- _ACTIVITY_
Exact copy, pictures excluded: write out every line below.

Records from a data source
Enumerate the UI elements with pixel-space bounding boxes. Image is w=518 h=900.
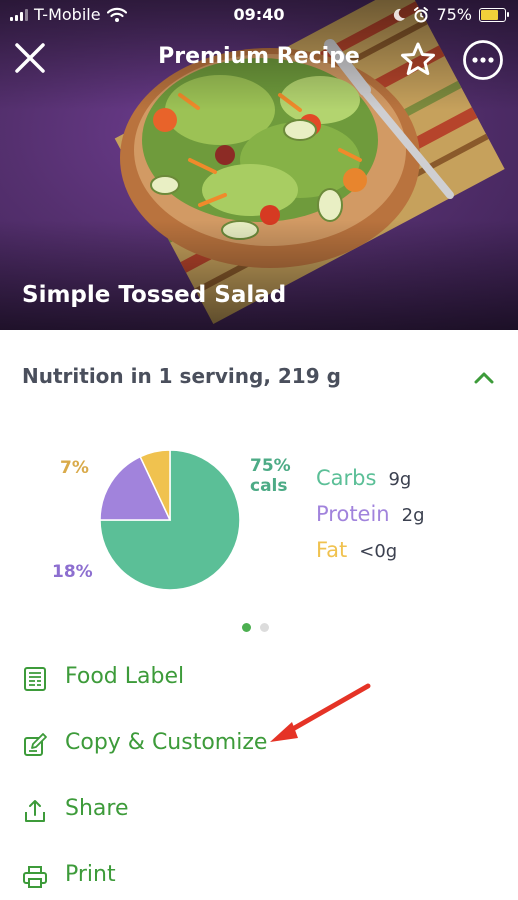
annotation-arrow xyxy=(270,683,371,742)
battery-percent: 75% xyxy=(436,5,472,24)
nutrition-chart-area[interactable]: 7% 18% 75% cals Carbs 9g Protein 2g Fat … xyxy=(0,440,518,600)
status-bar: T-Mobile 09:40 75% xyxy=(0,0,518,32)
legend-name: Protein xyxy=(316,502,390,526)
status-right: 75% xyxy=(392,5,509,24)
legend-value: 2g xyxy=(401,505,425,526)
food-label-label: Food Label xyxy=(65,664,185,689)
carbs-percent-value: 75% xyxy=(250,456,291,476)
nutrition-title: Nutrition in 1 serving, 219 g xyxy=(22,364,341,388)
legend-value: 9g xyxy=(388,469,412,490)
food-label-button[interactable]: Food Label xyxy=(0,653,518,703)
calories-pie-chart xyxy=(99,449,241,591)
copy-customize-button[interactable]: Copy & Customize xyxy=(0,719,518,769)
print-button[interactable]: Print xyxy=(0,851,518,900)
copy-customize-label: Copy & Customize xyxy=(65,730,268,755)
protein-percent-label: 18% xyxy=(52,562,93,582)
food-label-icon xyxy=(24,667,46,691)
alarm-icon xyxy=(414,6,429,22)
nutrition-section-header[interactable]: Nutrition in 1 serving, 219 g xyxy=(0,350,518,406)
more-horizontal-icon[interactable] xyxy=(462,39,504,81)
legend-name: Fat xyxy=(316,538,348,562)
edit-copy-icon xyxy=(24,733,47,756)
share-label: Share xyxy=(65,796,129,821)
moon-icon xyxy=(394,8,406,21)
battery-icon xyxy=(479,7,509,22)
legend-row-carbs: Carbs 9g xyxy=(316,466,425,502)
page-dot-active[interactable] xyxy=(242,623,251,632)
chevron-up-icon[interactable] xyxy=(472,366,496,390)
share-icon xyxy=(25,800,45,822)
chart-page-indicator[interactable] xyxy=(242,623,269,632)
legend-name: Carbs xyxy=(316,466,377,490)
print-label: Print xyxy=(65,862,116,887)
legend-row-fat: Fat <0g xyxy=(316,538,425,574)
hero-bottom-shade xyxy=(0,220,518,330)
star-outline-icon[interactable] xyxy=(398,40,438,80)
print-icon xyxy=(23,866,47,888)
legend-value: <0g xyxy=(359,541,398,562)
page-dot[interactable] xyxy=(260,623,269,632)
share-button[interactable]: Share xyxy=(0,785,518,835)
fat-percent-label: 7% xyxy=(60,458,89,478)
recipe-title: Simple Tossed Salad xyxy=(22,282,287,308)
nav-title: Premium Recipe xyxy=(158,44,360,69)
battery-level xyxy=(481,9,499,20)
legend-row-protein: Protein 2g xyxy=(316,502,425,538)
recipe-hero-image: T-Mobile 09:40 75% Premium Recipe Simple… xyxy=(0,0,518,330)
macro-legend: Carbs 9g Protein 2g Fat <0g xyxy=(316,466,425,574)
carbs-percent-unit: cals xyxy=(250,476,288,496)
carbs-percent-label: 75% cals xyxy=(250,456,291,496)
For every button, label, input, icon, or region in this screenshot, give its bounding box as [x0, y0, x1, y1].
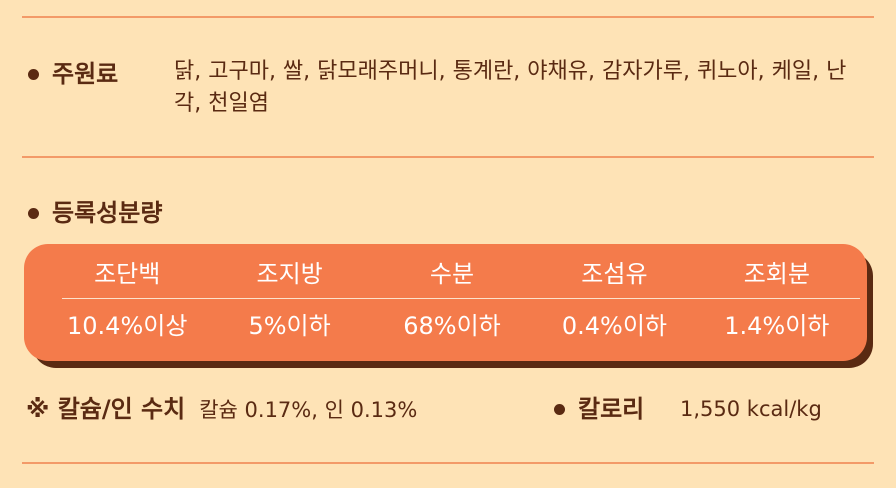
middle-divider	[22, 156, 874, 158]
calcium-phosphorus-section: ※ 칼슘/인 수치 칼슘 0.17%, 인 0.13%	[26, 390, 417, 429]
value-moisture: 68%이하	[403, 312, 501, 340]
analysis-table-header-row: 조단백 조지방 수분 조섬유 조회분	[46, 256, 858, 292]
bottom-divider	[22, 462, 874, 464]
calorie-value: 1,550 kcal/kg	[680, 397, 822, 421]
value-crude-fat: 5%이하	[248, 312, 331, 340]
value-crude-fiber: 0.4%이하	[561, 312, 667, 340]
value-crude-protein: 10.4%이상	[67, 312, 188, 340]
bullet-dot	[28, 208, 39, 219]
calcium-phosphorus-label: ※ 칼슘/인 수치	[26, 395, 186, 423]
header-crude-fat: 조지방	[256, 260, 323, 288]
bullet-dot	[554, 404, 565, 415]
header-crude-ash: 조회분	[743, 260, 810, 288]
table-divider	[62, 298, 860, 299]
calcium-phosphorus-value: 칼슘 0.17%, 인 0.13%	[199, 398, 418, 422]
top-divider	[22, 16, 874, 18]
header-crude-protein: 조단백	[94, 260, 161, 288]
analysis-table-value-row: 10.4%이상 5%이하 68%이하 0.4%이하 1.4%이하	[46, 307, 858, 345]
analysis-table: 조단백 조지방 수분 조섬유 조회분 10.4%이상 5%이하 68%이하 0.…	[24, 244, 867, 361]
header-crude-fiber: 조섬유	[581, 260, 648, 288]
bullet-dot	[28, 69, 39, 80]
value-crude-ash: 1.4%이하	[724, 312, 830, 340]
ingredients-value: 닭, 고구마, 쌀, 닭모래주머니, 통계란, 야채유, 감자가루, 퀴노아, …	[174, 59, 847, 116]
ingredients-label: 주원료	[52, 60, 119, 88]
header-moisture: 수분	[429, 260, 475, 288]
calorie-label: 칼로리	[578, 395, 645, 423]
analysis-title: 등록성분량	[52, 199, 163, 227]
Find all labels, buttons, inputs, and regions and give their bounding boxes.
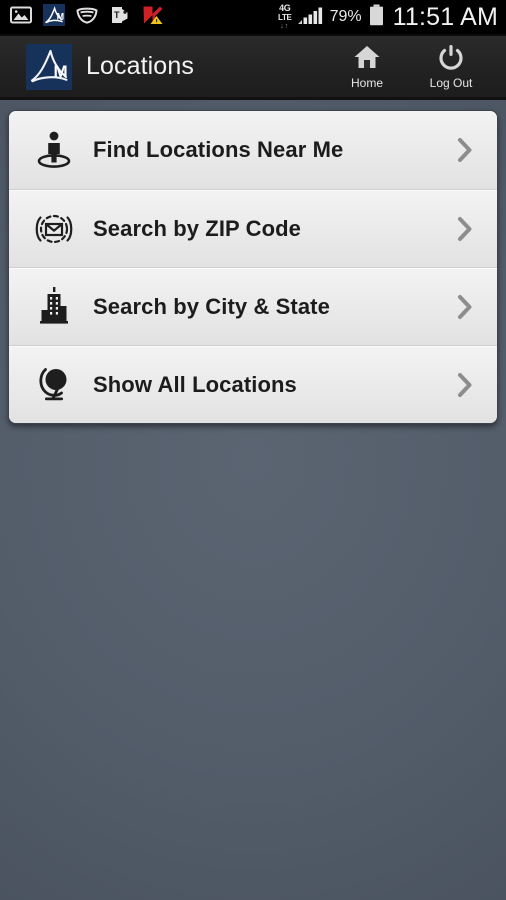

- _RESPONSE TO THIS TASK_
Enumerate the UI elements with pixel-space bounding boxes. Image is w=518 h=900.
annotation-arrow xyxy=(270,683,371,742)
battery-percent: 75% xyxy=(436,5,472,24)
nutrition-chart-area[interactable]: 7% 18% 75% cals Carbs 9g Protein 2g Fat … xyxy=(0,440,518,600)
status-bar: T-Mobile 09:40 75% xyxy=(0,0,518,32)
legend-name: Protein xyxy=(316,502,390,526)
status-right: 75% xyxy=(392,5,509,24)
legend-value: 2g xyxy=(401,505,425,526)
food-label-label: Food Label xyxy=(65,664,185,689)
carbs-percent-value: 75% xyxy=(250,456,291,476)
nutrition-title: Nutrition in 1 serving, 219 g xyxy=(22,364,341,388)
legend-value: 9g xyxy=(388,469,412,490)
food-label-button[interactable]: Food Label xyxy=(0,653,518,703)
calories-pie-chart xyxy=(99,449,241,591)
copy-customize-button[interactable]: Copy & Customize xyxy=(0,719,518,769)
print-button[interactable]: Print xyxy=(0,851,518,900)
copy-customize-label: Copy & Customize xyxy=(65,730,268,755)
protein-percent-label: 18% xyxy=(52,562,93,582)
food-label-icon xyxy=(24,667,46,691)
alarm-icon xyxy=(414,6,429,22)
nutrition-section-header[interactable]: Nutrition in 1 serving, 219 g xyxy=(0,350,518,406)
more-horizontal-icon[interactable] xyxy=(462,39,504,81)
legend-name: Fat xyxy=(316,538,348,562)
edit-copy-icon xyxy=(24,733,47,756)
share-label: Share xyxy=(65,796,129,821)
moon-icon xyxy=(394,8,406,21)
battery-icon xyxy=(479,7,509,22)
legend-row-carbs: Carbs 9g xyxy=(316,466,425,502)
page-dot-active[interactable] xyxy=(242,623,251,632)
chevron-up-icon[interactable] xyxy=(472,366,496,390)
share-icon xyxy=(25,800,45,822)
chart-page-indicator[interactable] xyxy=(242,623,269,632)
legend-name: Carbs xyxy=(316,466,377,490)
print-label: Print xyxy=(65,862,116,887)
legend-row-fat: Fat <0g xyxy=(316,538,425,574)
hero-bottom-shade xyxy=(0,220,518,330)
star-outline-icon[interactable] xyxy=(398,40,438,80)
print-icon xyxy=(23,866,47,888)
legend-value: <0g xyxy=(359,541,398,562)
page-dot[interactable] xyxy=(260,623,269,632)
share-button[interactable]: Share xyxy=(0,785,518,835)
fat-percent-label: 7% xyxy=(60,458,89,478)
recipe-title: Simple Tossed Salad xyxy=(22,282,287,308)
nav-title: Premium Recipe xyxy=(158,44,360,69)
battery-level xyxy=(481,9,499,20)
legend-row-protein: Protein 2g xyxy=(316,502,425,538)
recipe-hero-image: T-Mobile 09:40 75% Premium Recipe Simple… xyxy=(0,0,518,330)
macro-legend: Carbs 9g Protein 2g Fat <0g xyxy=(316,466,425,574)
carbs-percent-unit: cals xyxy=(250,476,288,496)
carbs-percent-label: 75% cals xyxy=(250,456,291,496)
For every button, label, input, icon, or region in this screenshot, give its bounding box as [x0, y0, x1, y1].
middle-divider	[22, 156, 874, 158]
calcium-phosphorus-section: ※ 칼슘/인 수치 칼슘 0.17%, 인 0.13%	[26, 390, 417, 429]
value-moisture: 68%이하	[403, 312, 501, 340]
analysis-table-header-row: 조단백 조지방 수분 조섬유 조회분	[46, 256, 858, 292]
bottom-divider	[22, 462, 874, 464]
calorie-value: 1,550 kcal/kg	[680, 397, 822, 421]
value-crude-fat: 5%이하	[248, 312, 331, 340]
value-crude-fiber: 0.4%이하	[561, 312, 667, 340]
value-crude-protein: 10.4%이상	[67, 312, 188, 340]
bullet-dot	[28, 208, 39, 219]
calcium-phosphorus-label: ※ 칼슘/인 수치	[26, 395, 186, 423]
header-crude-fat: 조지방	[256, 260, 323, 288]
bullet-dot	[554, 404, 565, 415]
header-crude-ash: 조회분	[743, 260, 810, 288]
table-divider	[62, 298, 860, 299]
calcium-phosphorus-value: 칼슘 0.17%, 인 0.13%	[199, 398, 418, 422]
top-divider	[22, 16, 874, 18]
header-crude-protein: 조단백	[94, 260, 161, 288]
analysis-table-value-row: 10.4%이상 5%이하 68%이하 0.4%이하 1.4%이하	[46, 307, 858, 345]
analysis-table: 조단백 조지방 수분 조섬유 조회분 10.4%이상 5%이하 68%이하 0.…	[24, 244, 867, 361]
header-crude-fiber: 조섬유	[581, 260, 648, 288]
bullet-dot	[28, 69, 39, 80]
value-crude-ash: 1.4%이하	[724, 312, 830, 340]
ingredients-value: 닭, 고구마, 쌀, 닭모래주머니, 통계란, 야채유, 감자가루, 퀴노아, …	[174, 59, 847, 116]
ingredients-label: 주원료	[52, 60, 119, 88]
header-moisture: 수분	[429, 260, 475, 288]
calorie-label: 칼로리	[578, 395, 645, 423]
analysis-title: 등록성분량	[52, 199, 163, 227]
Find all labels, buttons, inputs, and regions and give their bounding boxes.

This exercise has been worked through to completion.